Brief => Read the lines below. Copy out any that hold the string "model".

Dataset content =>
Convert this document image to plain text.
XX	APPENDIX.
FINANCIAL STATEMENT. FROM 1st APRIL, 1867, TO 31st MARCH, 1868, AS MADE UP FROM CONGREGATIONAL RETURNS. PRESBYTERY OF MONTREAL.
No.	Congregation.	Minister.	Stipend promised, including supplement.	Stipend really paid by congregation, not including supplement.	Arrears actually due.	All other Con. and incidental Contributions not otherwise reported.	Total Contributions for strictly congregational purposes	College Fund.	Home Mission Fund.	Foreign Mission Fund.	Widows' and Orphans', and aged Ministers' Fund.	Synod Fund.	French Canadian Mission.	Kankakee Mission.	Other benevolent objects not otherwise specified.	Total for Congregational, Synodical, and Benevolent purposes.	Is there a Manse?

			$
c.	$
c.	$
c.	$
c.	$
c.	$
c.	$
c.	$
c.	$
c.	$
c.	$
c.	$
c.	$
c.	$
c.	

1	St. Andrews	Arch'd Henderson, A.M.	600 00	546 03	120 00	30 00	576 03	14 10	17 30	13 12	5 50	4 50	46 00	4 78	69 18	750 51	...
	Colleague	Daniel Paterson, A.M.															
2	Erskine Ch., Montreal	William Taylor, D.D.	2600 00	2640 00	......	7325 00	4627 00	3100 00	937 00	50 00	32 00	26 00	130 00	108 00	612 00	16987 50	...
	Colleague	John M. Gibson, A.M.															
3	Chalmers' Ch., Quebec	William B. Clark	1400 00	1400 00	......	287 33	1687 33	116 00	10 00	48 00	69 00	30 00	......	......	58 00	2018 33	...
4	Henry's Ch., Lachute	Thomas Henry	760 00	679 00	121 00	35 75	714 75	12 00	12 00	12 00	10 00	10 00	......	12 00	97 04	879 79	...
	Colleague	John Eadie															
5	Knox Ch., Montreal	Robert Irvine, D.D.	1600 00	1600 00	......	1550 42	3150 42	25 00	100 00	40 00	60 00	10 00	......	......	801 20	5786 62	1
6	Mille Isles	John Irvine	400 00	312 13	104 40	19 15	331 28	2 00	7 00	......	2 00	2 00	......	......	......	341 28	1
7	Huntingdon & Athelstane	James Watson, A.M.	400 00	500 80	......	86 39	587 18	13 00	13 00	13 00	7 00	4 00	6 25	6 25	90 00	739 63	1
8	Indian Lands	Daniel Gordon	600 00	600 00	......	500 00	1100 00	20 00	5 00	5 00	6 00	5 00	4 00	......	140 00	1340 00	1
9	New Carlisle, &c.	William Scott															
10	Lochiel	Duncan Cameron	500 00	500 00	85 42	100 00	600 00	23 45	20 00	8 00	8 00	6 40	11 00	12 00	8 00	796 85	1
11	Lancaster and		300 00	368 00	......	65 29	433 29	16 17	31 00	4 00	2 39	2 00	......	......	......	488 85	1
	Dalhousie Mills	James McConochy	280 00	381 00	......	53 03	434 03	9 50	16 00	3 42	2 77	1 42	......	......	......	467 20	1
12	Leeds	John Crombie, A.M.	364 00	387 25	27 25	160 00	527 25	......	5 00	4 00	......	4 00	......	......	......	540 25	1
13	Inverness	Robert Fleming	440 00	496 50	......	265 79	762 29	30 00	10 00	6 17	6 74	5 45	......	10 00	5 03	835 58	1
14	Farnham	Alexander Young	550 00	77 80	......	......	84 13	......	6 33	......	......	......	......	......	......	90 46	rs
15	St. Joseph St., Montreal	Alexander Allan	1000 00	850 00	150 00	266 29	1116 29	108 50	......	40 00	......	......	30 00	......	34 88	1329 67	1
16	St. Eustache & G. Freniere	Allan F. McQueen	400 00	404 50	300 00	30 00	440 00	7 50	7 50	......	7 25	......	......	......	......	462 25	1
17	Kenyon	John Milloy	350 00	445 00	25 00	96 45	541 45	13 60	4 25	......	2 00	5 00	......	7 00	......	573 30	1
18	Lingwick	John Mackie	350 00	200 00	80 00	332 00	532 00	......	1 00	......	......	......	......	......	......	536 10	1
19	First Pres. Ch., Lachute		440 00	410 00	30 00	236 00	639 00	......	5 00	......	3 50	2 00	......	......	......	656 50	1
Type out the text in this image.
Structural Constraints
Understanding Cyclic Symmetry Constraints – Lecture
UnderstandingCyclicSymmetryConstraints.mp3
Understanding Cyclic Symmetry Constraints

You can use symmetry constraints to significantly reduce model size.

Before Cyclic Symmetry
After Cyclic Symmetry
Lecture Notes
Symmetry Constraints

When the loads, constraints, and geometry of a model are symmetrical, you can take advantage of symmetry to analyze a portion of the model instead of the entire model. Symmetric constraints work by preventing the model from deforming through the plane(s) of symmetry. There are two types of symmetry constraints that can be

Complete output =>
You can use symmetry constraints to significantly reduce model size.
When the loads, constraints, and geometry of a model are symmetrical, you can take advantage of symmetry to analyze a portion of the model instead of the entire model. Symmetric constraints work by preventing the model from deforming through the plane(s) of symmetry. There are two types of symmetry constraints that can be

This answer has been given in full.